Dataset excerpts:
------------------------------------------------

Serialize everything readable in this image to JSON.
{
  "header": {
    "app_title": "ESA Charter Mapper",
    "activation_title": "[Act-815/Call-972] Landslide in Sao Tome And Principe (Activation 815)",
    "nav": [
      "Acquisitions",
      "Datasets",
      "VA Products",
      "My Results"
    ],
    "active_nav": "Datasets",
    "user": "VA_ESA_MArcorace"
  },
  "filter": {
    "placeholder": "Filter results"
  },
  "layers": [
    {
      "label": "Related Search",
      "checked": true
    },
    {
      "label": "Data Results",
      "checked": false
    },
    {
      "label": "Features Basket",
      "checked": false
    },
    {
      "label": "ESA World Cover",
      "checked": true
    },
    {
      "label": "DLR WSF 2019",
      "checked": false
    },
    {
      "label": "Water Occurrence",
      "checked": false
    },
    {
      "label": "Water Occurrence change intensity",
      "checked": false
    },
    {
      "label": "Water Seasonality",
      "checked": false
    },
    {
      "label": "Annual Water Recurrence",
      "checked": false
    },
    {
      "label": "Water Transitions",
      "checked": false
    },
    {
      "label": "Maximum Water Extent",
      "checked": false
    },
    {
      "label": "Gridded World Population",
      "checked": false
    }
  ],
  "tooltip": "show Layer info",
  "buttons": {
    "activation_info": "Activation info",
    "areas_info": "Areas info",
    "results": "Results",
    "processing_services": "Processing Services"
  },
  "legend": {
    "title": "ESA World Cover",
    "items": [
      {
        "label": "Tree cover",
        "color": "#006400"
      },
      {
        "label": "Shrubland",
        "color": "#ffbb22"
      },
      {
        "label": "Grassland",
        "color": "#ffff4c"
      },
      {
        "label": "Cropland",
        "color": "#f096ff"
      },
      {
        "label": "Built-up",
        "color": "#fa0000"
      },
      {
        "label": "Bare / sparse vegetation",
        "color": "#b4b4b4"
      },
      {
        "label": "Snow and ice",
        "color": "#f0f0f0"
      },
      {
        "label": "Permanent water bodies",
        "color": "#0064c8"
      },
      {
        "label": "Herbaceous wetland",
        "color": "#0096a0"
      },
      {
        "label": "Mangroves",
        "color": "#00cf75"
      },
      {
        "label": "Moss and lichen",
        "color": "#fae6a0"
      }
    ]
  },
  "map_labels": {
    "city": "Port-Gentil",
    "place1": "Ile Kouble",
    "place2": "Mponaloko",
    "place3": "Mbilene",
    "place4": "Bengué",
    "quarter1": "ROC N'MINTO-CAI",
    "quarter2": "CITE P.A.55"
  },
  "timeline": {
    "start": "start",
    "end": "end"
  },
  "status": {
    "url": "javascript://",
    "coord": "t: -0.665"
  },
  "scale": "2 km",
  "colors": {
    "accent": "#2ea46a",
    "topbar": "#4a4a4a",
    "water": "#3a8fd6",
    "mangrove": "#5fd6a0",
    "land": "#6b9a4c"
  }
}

------------------------------------------------

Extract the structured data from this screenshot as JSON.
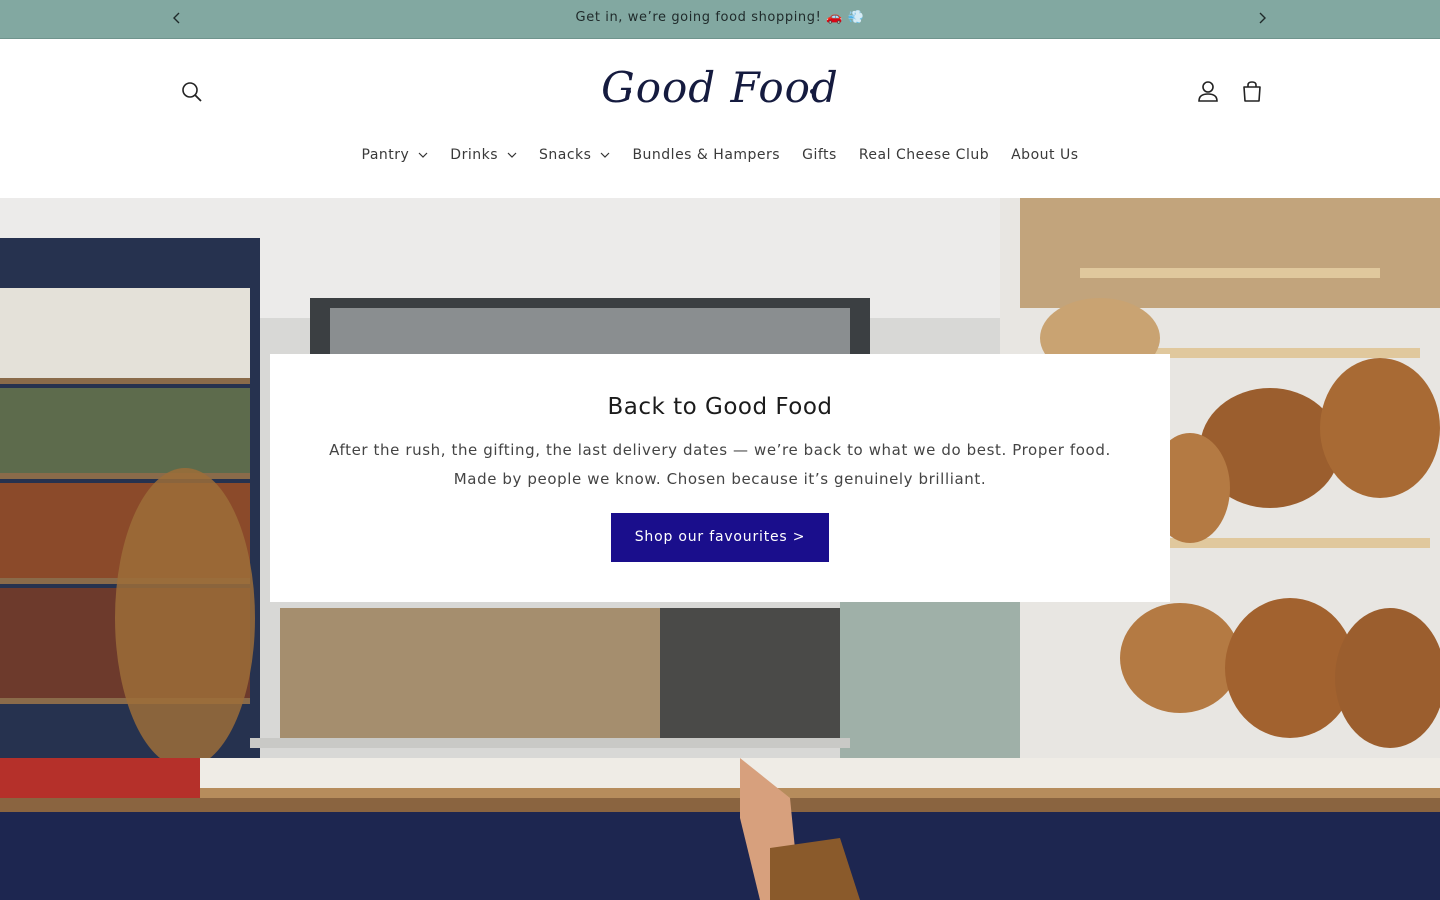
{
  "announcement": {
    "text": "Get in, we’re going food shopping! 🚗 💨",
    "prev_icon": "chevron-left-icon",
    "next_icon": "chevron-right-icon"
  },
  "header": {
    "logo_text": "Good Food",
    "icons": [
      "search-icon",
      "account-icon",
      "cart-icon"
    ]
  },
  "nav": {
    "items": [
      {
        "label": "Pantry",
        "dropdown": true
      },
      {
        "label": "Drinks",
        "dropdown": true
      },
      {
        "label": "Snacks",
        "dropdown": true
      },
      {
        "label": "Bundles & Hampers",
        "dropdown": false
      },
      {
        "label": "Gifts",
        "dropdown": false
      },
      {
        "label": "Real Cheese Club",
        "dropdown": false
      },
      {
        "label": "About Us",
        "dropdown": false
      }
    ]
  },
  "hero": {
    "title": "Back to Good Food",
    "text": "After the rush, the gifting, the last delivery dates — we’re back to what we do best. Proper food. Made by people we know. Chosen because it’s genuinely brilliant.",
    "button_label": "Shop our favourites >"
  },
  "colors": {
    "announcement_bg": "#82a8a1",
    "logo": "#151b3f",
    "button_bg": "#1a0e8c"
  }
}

------------------------------------------------

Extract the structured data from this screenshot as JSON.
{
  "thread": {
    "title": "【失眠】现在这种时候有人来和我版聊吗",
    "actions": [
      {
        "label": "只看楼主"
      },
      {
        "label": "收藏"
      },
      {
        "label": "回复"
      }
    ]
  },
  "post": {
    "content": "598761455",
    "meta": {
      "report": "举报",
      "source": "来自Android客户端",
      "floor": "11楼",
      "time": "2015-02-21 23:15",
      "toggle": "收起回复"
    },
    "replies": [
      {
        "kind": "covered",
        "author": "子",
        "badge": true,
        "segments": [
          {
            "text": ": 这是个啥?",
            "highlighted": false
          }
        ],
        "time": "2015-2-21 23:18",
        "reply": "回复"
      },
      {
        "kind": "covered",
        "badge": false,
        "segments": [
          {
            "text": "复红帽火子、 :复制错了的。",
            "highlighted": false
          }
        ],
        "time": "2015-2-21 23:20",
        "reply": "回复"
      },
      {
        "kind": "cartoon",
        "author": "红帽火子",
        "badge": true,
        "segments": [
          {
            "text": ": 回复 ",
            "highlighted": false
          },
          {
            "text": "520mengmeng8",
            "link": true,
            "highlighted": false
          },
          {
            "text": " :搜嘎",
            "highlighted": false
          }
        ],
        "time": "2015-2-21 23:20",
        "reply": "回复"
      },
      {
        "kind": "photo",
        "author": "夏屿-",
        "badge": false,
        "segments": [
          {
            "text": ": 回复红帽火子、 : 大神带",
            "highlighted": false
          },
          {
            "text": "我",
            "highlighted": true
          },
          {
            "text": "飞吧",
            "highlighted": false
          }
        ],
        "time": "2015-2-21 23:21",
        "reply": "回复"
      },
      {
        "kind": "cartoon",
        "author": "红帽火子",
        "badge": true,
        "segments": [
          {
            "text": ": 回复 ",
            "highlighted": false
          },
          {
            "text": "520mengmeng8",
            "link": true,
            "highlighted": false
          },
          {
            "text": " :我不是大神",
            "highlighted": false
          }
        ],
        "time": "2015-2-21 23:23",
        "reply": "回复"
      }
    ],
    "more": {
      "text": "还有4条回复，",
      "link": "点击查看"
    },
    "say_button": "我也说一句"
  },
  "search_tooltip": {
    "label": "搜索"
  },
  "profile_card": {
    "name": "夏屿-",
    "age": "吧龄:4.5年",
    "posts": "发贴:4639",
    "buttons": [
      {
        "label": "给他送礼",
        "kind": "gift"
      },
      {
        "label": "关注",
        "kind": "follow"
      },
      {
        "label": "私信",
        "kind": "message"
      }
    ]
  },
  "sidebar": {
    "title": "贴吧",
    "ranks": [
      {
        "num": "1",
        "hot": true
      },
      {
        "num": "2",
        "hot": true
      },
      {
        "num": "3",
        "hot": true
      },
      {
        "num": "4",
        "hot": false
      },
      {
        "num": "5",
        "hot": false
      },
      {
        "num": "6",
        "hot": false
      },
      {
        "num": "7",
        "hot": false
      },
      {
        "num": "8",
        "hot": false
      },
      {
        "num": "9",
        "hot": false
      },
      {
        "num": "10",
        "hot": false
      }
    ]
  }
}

------------------------------------------------

**Aim:** Scan the material line by line and report each one that contains "info".

**The result:**
  "tooltip": "show Layer info",
    "activation_info": "Activation info",
    "areas_info": "Areas info",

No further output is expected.